Gather the lines that hold the string "εσωτερικό".

* Begin *

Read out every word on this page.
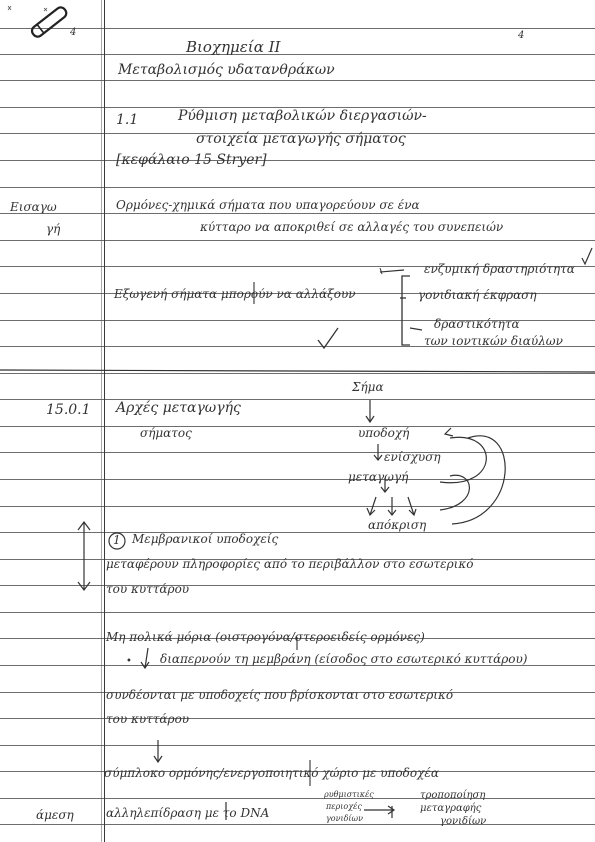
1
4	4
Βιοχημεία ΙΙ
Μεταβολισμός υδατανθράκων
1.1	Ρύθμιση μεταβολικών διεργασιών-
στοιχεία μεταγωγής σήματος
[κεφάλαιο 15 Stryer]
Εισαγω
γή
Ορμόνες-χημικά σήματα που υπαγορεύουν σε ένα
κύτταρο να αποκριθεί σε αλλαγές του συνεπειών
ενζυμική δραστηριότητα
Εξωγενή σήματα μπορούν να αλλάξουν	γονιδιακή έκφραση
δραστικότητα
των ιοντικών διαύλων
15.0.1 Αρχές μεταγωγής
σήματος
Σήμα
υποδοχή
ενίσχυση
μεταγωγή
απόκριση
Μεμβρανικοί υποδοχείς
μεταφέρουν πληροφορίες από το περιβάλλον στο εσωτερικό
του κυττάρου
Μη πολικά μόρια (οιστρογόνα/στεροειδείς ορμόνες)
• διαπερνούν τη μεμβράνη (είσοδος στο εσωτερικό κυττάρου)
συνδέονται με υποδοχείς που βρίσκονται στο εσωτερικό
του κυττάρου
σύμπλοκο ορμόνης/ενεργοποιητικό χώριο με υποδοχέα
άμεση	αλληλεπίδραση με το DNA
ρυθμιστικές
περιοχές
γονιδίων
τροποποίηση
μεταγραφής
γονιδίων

* End *

= Task result =
μεταφέρουν πληροφορίες από το περιβάλλον στο εσωτερικό
• διαπερνούν τη μεμβράνη (είσοδος στο εσωτερικό κυττάρου)
συνδέονται με υποδοχείς που βρίσκονται στο εσωτερικό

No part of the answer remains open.